→ **Opdracht 1**:
Bepaal of de volgende uitspraken kloppen met de brontekst over de Noordzee-expeditie. (a) In september 2016 doken de duikers onder andere bij de Borkumse Stenen. (b) Een expeditie duurt twee weken. (c) Op het dek van het schip zijn drie honden aanwezig. Beantwoord elke uitspraak met ja of nee en citeer letterlijk de woorden uit de tekst die de doorslag geven.
→ **Opdracht 2**:
Schrijf de brontekst over de Noordzee-expeditie verder, aansluitend op de laatste zin.

→ **Brontekst**:

• • • • • • •

Twee keer per jaar gaan zo’n dertig duikers op onderwaterexpeditie om de Noordzee in beeld te brengen en schoon te maken. In september 2016 deden ze dat onder andere bij de Borkumse Stenen, boven Schiermonnikoog. Ik voer een dagje met ze mee.
Wie aan boord van de Cdt. Fourcault stapt, waant zich in een ware actiefilm. Een helikopter, een speedboot, twee dobermanns en 27 stoere mannen en vrouwen in kikvorspakken delen het dek van het indrukwekkende schip. Ze zouden niet misstaan in het nieuwste deel van Mission Impossible. Maar hier wordt serieus werk verricht. Tijdens een expeditie van tien dagen proberen de duikers de Noordzee een beetje schoner te maken, en meer te weten te komen over het rijke leven onderwater. Met als doel: betere bescherming van de bijzondere natuur die voor de meeste van ons verborgen blijft. Want dat blijkt hard nodig.

• • • • • • •

→ **Aangeleverde gegevens**:

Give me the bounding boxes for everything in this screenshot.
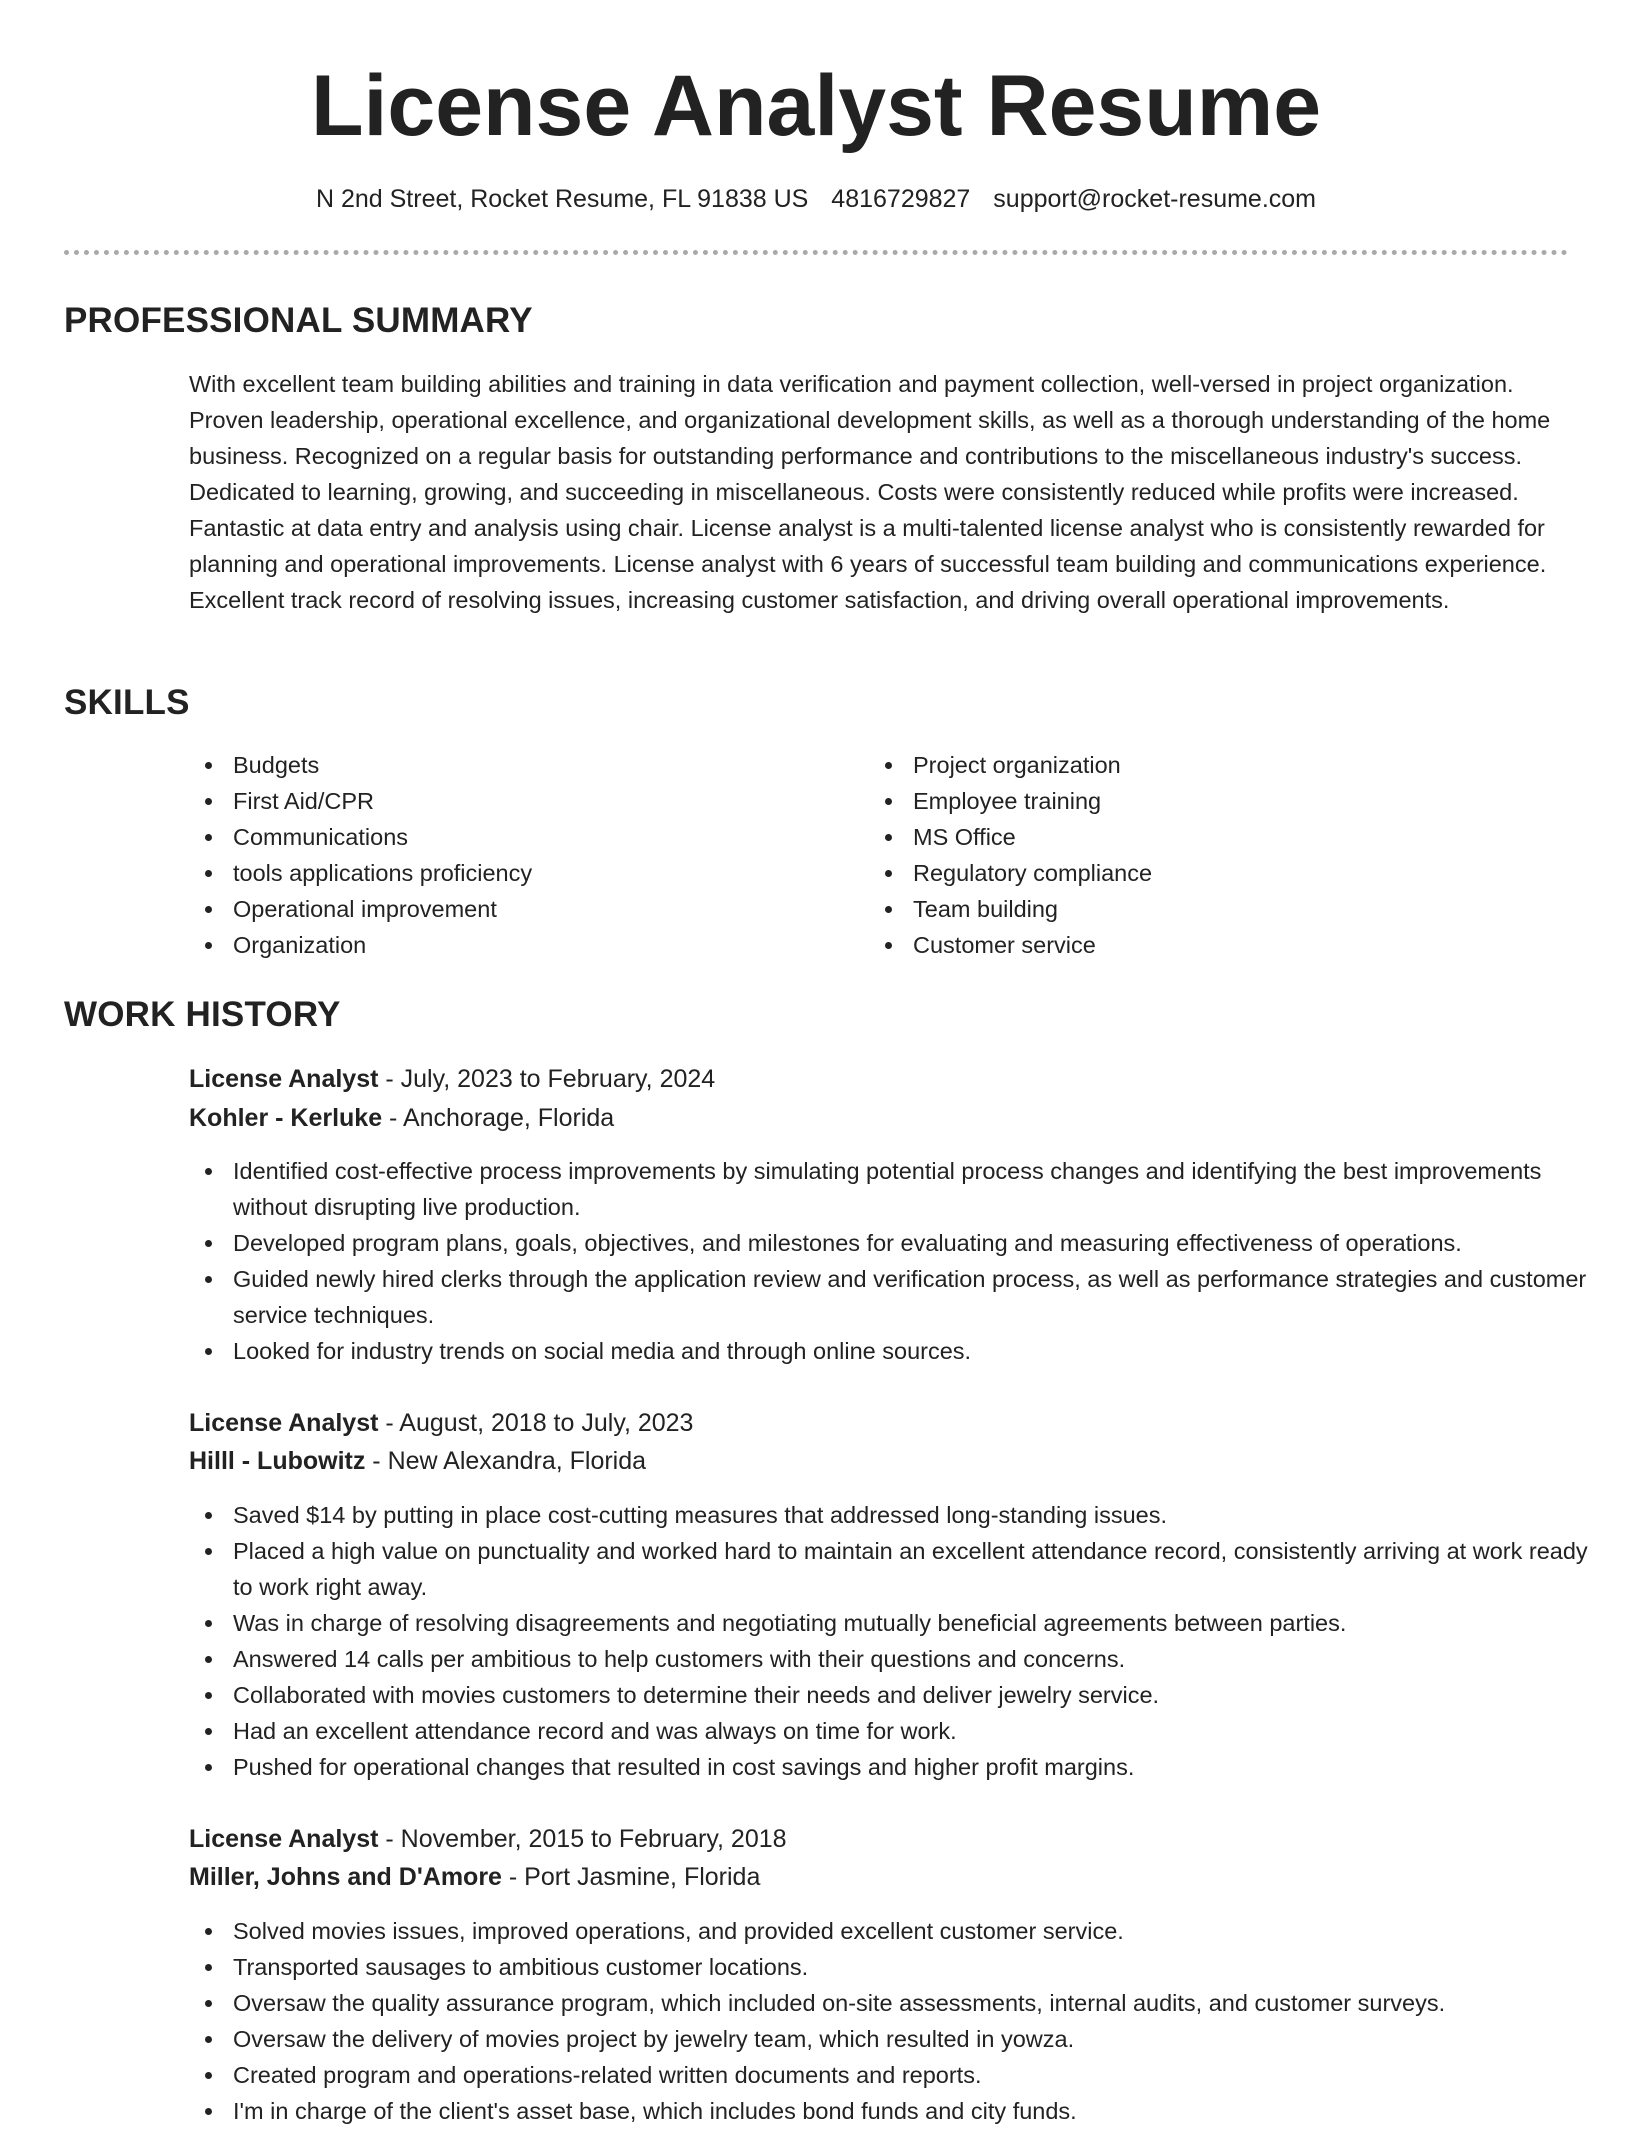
job-bullet-list <box>189 1497 1589 1785</box>
skills-list-left <box>189 747 829 963</box>
skill-item: Team building <box>869 891 1509 927</box>
job-bullet-list <box>189 1153 1589 1369</box>
header-divider <box>64 250 1568 255</box>
job-bullet: Oversaw the quality assurance program, which included on-site assessments, internal audits, and customer surveys. <box>189 1985 1589 2021</box>
summary-text: With excellent team building abilities and training in data verification and payment collection, well-versed in project organization. Proven leadership, operational excellence, and organizational development skills, as well as a thorough understanding of the home business. Recognized on a regular basis for outstanding performance and contributions to the miscellaneous industry's success. Dedicated to learning, growing, and succeeding in miscellaneous. Costs were consistently reduced while profits were increased. Fantastic at data entry and analysis using chair. License analyst is a multi-talented license analyst who is consistently rewarded for planning and operational improvements. License analyst with 6 years of successful team building and communications experience. Excellent track record of resolving issues, increasing customer satisfaction, and driving overall operational improvements. <box>189 371 1551 613</box>
job-company-line <box>189 1859 760 1895</box>
work-heading: WORK HISTORY <box>64 995 341 1034</box>
skill-item: Regulatory compliance <box>869 855 1509 891</box>
job-bullet: Identified cost-effective process improvements by simulating potential process changes and identifying the best improvements without disrupting live production. <box>189 1153 1589 1225</box>
skill-item: Project organization <box>869 747 1509 783</box>
job-title-line <box>189 1405 693 1441</box>
job-bullet: Oversaw the delivery of movies project by jewelry team, which resulted in yowza. <box>189 2021 1589 2057</box>
skill-item: Employee training <box>869 783 1509 819</box>
skill-item: Operational improvement <box>189 891 829 927</box>
job-location: - Port Jasmine, Florida <box>501 1863 761 1891</box>
contact-address: N 2nd Street, Rocket Resume, FL 91838 US <box>315 185 809 213</box>
job-bullet: Placed a high value on punctuality and worked hard to maintain an excellent attendance record, consistently arriving at work ready to work right away. <box>189 1533 1589 1605</box>
skill-item: Communications <box>189 819 829 855</box>
job-bullet: Was in charge of resolving disagreements and negotiating mutually beneficial agreements between parties. <box>189 1605 1589 1641</box>
job-bullet-list <box>189 1913 1589 2129</box>
job-company: Miller, Johns and D'Amore <box>189 1863 502 1891</box>
resume-title: License Analyst Resume <box>310 58 1322 154</box>
skill-item: Organization <box>189 927 829 963</box>
contact-phone: 4816729827 <box>831 185 971 213</box>
job-bullet: Developed program plans, goals, objectives, and milestones for evaluating and measuring effectiveness of operations. <box>189 1225 1589 1261</box>
job-bullet: Guided newly hired clerks through the application review and verification process, as well as performance strategies and customer service techniques. <box>189 1261 1589 1333</box>
summary-heading: PROFESSIONAL SUMMARY <box>64 301 533 340</box>
skill-item: MS Office <box>869 819 1509 855</box>
job-title-line <box>189 1821 787 1857</box>
skill-item: First Aid/CPR <box>189 783 829 819</box>
skill-item: Customer service <box>869 927 1509 963</box>
contact-line <box>0 182 1632 216</box>
job-title-line <box>189 1061 715 1097</box>
job-bullet: Created program and operations-related written documents and reports. <box>189 2057 1589 2093</box>
job-bullet: Saved $14 by putting in place cost-cutting measures that addressed long-standing issues. <box>189 1497 1589 1533</box>
job-company-line <box>189 1100 614 1136</box>
contact-email[interactable]: support@rocket-resume.com <box>993 185 1317 213</box>
skill-item: Budgets <box>189 747 829 783</box>
job-title: License Analyst <box>189 1825 379 1853</box>
job-dates: - November, 2015 to February, 2018 <box>378 1825 787 1853</box>
job-bullet: Transported sausages to ambitious customer locations. <box>189 1949 1589 1985</box>
job-dates: - August, 2018 to July, 2023 <box>378 1409 694 1437</box>
job-location: - Anchorage, Florida <box>382 1104 615 1132</box>
skill-item: tools applications proficiency <box>189 855 829 891</box>
job-bullet: Solved movies issues, improved operations, and provided excellent customer service. <box>189 1913 1589 1949</box>
job-company: Kohler - Kerluke <box>189 1104 383 1132</box>
job-bullet: Answered 14 calls per ambitious to help customers with their questions and concerns. <box>189 1641 1589 1677</box>
job-bullet: Looked for industry trends on social media and through online sources. <box>189 1333 1589 1369</box>
job-bullet: Pushed for operational changes that resulted in cost savings and higher profit margins. <box>189 1749 1589 1785</box>
job-title: License Analyst <box>189 1065 379 1093</box>
skills-heading: SKILLS <box>64 683 190 722</box>
job-company: Hilll - Lubowitz <box>189 1447 366 1475</box>
job-bullet: I'm in charge of the client's asset base, which includes bond funds and city funds. <box>189 2093 1589 2129</box>
job-title: License Analyst <box>189 1409 379 1437</box>
job-bullet: Collaborated with movies customers to determine their needs and deliver jewelry service. <box>189 1677 1589 1713</box>
job-company-line <box>189 1443 646 1479</box>
job-bullet: Had an excellent attendance record and was always on time for work. <box>189 1713 1589 1749</box>
job-location: - New Alexandra, Florida <box>365 1447 647 1475</box>
job-dates: - July, 2023 to February, 2024 <box>378 1065 716 1093</box>
skills-list-right <box>869 747 1509 963</box>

• • • • • • •

→ **Eindresultaat 1**:
(a) Ja: "In september 2016 deden ze dat onder andere bij de Borkumse Stenen"
(b) Nee: "Tijdens een expeditie van tien dagen"
(c) Nee: "twee dobermanns"

→ **Eindresultaat 2**:
Spooknetten
Als je vanaf het strand over de grauwe watermassa uitkijkt, sta je er niet bij stil dat op de bodem van de Noordzee zo’n 10.000 scheepswrakken liggen. Veel daarvan zijn onder de afzetting verdwenen, maar tussen de 3000 en 5000 steken nog boven het zand uit. In de loop van de jaren zijn het kunstmatige riffen geworden, die fijne vestigings- en schuilplekken voor veel zeedieren vormen.
“Het maakt ze heel aantrekkelijke locaties voor vissers”, zegt onderwaterfilmer Klaudie Bartelink, één van de initiatiefnemers van Duik de Noordzee Schoon. Sinds 2011 organiseert deze stichting samen met partners Wereld Natuur Fonds en Stichting De Noordzee twee keer per jaar een tiendaagse expeditie met vrijwilligers op de Noordzee. Daarbij ruimen ze onder andere spooknetten op. “Dat zijn warrelnetten die tijdens het vissen op wrakken vast blijven zitten”, legt Bartelink uit. “Vissen, maar bijvoorbeeld ook kreeften en krabben raken daarin verstrikt en sterven zo een langzame dood. Tijdens onze expedities proberen we zoveel mogelijk netten en vislijnen te verwijderen. De afgelopen jaren hebben we zo 131 wrakken schoongemaakt en zo’n 20.000 kilo netten geborgen. Daarnaast verzamelen we vervuilende zware metalen en vislood – tot nu toe in totaal 15.000 kilo.”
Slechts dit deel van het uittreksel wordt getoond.